§ Stored entries:
■ ■ ■ ■ ■
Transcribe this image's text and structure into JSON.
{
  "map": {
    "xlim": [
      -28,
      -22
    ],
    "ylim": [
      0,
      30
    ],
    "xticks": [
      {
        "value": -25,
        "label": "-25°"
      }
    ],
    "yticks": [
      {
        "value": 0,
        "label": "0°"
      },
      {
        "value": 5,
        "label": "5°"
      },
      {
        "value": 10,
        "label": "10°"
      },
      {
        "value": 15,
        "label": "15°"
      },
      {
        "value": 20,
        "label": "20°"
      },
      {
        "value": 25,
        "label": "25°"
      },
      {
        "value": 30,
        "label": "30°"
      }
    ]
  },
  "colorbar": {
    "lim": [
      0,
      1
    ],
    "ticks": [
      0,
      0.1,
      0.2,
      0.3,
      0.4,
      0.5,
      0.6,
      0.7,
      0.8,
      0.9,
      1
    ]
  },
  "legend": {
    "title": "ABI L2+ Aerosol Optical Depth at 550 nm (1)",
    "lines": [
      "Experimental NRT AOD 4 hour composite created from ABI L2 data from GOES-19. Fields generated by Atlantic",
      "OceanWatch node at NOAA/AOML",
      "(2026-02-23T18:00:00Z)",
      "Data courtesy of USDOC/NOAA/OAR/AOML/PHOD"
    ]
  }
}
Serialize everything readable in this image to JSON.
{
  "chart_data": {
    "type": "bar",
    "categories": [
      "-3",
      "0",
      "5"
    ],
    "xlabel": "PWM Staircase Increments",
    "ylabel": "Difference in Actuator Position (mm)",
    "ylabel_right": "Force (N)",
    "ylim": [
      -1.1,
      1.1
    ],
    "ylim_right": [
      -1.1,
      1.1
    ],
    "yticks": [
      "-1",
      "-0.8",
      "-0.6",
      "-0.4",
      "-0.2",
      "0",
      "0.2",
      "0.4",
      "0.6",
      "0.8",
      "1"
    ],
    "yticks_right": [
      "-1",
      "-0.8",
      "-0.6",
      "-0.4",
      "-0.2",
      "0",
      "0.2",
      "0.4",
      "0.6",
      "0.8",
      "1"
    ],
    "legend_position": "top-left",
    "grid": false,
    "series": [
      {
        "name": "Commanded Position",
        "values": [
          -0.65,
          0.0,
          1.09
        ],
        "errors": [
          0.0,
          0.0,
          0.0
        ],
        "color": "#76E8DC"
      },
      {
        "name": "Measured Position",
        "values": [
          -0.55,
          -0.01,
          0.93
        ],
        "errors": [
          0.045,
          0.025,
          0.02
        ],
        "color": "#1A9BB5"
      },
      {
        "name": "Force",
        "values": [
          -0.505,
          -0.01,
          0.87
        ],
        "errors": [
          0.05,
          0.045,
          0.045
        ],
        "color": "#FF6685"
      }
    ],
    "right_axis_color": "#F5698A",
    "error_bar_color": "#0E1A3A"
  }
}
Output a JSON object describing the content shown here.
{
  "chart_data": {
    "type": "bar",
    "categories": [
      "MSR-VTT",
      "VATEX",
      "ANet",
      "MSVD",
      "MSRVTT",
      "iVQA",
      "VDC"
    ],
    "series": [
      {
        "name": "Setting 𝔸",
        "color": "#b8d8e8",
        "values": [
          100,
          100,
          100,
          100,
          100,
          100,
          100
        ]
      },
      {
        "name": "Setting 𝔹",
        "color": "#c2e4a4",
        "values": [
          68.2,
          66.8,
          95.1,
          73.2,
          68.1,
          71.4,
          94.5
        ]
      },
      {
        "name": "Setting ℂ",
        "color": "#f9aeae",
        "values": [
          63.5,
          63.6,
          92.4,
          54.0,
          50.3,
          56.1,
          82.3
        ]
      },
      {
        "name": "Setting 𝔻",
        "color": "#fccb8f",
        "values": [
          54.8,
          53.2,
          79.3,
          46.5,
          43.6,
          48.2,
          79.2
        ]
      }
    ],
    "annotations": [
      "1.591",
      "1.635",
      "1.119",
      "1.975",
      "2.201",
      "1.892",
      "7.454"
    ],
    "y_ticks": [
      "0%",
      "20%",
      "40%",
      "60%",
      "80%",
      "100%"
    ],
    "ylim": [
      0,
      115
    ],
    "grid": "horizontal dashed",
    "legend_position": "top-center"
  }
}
■ ■ ■ ■ ■
§ GOAL OF THE EXERCISE: Send back each record exactly as it stands.

§ EXERCISE RESPONSE:
Transcribe this image's text and structure into JSON.
{
  "map": {
    "xlim": [
      -28,
      -22
    ],
    "ylim": [
      0,
      30
    ],
    "xticks": [
      {
        "value": -25,
        "label": "-25°"
      }
    ],
    "yticks": [
      {
        "value": 0,
        "label": "0°"
      },
      {
        "value": 5,
        "label": "5°"
      },
      {
        "value": 10,
        "label": "10°"
      },
      {
        "value": 15,
        "label": "15°"
      },
      {
        "value": 20,
        "label": "20°"
      },
      {
        "value": 25,
        "label": "25°"
      },
      {
        "value": 30,
        "label": "30°"
      }
    ]
  },
  "colorbar": {
    "lim": [
      0,
      1
    ],
    "ticks": [
      0,
      0.1,
      0.2,
      0.3,
      0.4,
      0.5,
      0.6,
      0.7,
      0.8,
      0.9,
      1
    ]
  },
  "legend": {
    "title": "ABI L2+ Aerosol Optical Depth at 550 nm (1)",
    "lines": [
      "Experimental NRT AOD 4 hour composite created from ABI L2 data from GOES-19. Fields generated by Atlantic",
      "OceanWatch node at NOAA/AOML",
      "(2026-02-23T18:00:00Z)",
      "Data courtesy of USDOC/NOAA/OAR/AOML/PHOD"
    ]
  }
}
Serialize everything readable in this image to JSON.
{
  "chart_data": {
    "type": "bar",
    "categories": [
      "-3",
      "0",
      "5"
    ],
    "xlabel": "PWM Staircase Increments",
    "ylabel": "Difference in Actuator Position (mm)",
    "ylabel_right": "Force (N)",
    "ylim": [
      -1.1,
      1.1
    ],
    "ylim_right": [
      -1.1,
      1.1
    ],
    "yticks": [
      "-1",
      "-0.8",
      "-0.6",
      "-0.4",
      "-0.2",
      "0",
      "0.2",
      "0.4",
      "0.6",
      "0.8",
      "1"
    ],
    "yticks_right": [
      "-1",
      "-0.8",
      "-0.6",
      "-0.4",
      "-0.2",
      "0",
      "0.2",
      "0.4",
      "0.6",
      "0.8",
      "1"
    ],
    "legend_position": "top-left",
    "grid": false,
    "series": [
      {
        "name": "Commanded Position",
        "values": [
          -0.65,
          0.0,
          1.09
        ],
        "errors": [
          0.0,
          0.0,
          0.0
        ],
        "color": "#76E8DC"
      },
      {
        "name": "Measured Position",
        "values": [
          -0.55,
          -0.01,
          0.93
        ],
        "errors": [
          0.045,
          0.025,
          0.02
        ],
        "color": "#1A9BB5"
      },
      {
        "name": "Force",
        "values": [
          -0.505,
          -0.01,
          0.87
        ],
        "errors": [
          0.05,
          0.045,
          0.045
        ],
        "color": "#FF6685"
      }
    ],
    "right_axis_color": "#F5698A",
    "error_bar_color": "#0E1A3A"
  }
}
Output a JSON object describing the content shown here.
{
  "chart_data": {
    "type": "bar",
    "categories": [
      "MSR-VTT",
      "VATEX",
      "ANet",
      "MSVD",
      "MSRVTT",
      "iVQA",
      "VDC"
    ],
    "series": [
      {
        "name": "Setting 𝔸",
        "color": "#b8d8e8",
        "values": [
          100,
          100,
          100,
          100,
          100,
          100,
          100
        ]
      },
      {
        "name": "Setting 𝔹",
        "color": "#c2e4a4",
        "values": [
          68.2,
          66.8,
          95.1,
          73.2,
          68.1,
          71.4,
          94.5
        ]
      },
      {
        "name": "Setting ℂ",
        "color": "#f9aeae",
        "values": [
          63.5,
          63.6,
          92.4,
          54.0,
          50.3,
          56.1,
          82.3
        ]
      },
      {
        "name": "Setting 𝔻",
        "color": "#fccb8f",
        "values": [
          54.8,
          53.2,
          79.3,
          46.5,
          43.6,
          48.2,
          79.2
        ]
      }
    ],
    "annotations": [
      "1.591",
      "1.635",
      "1.119",
      "1.975",
      "2.201",
      "1.892",
      "7.454"
    ],
    "y_ticks": [
      "0%",
      "20%",
      "40%",
      "60%",
      "80%",
      "100%"
    ],
    "ylim": [
      0,
      115
    ],
    "grid": "horizontal dashed",
    "legend_position": "top-center"
  }
}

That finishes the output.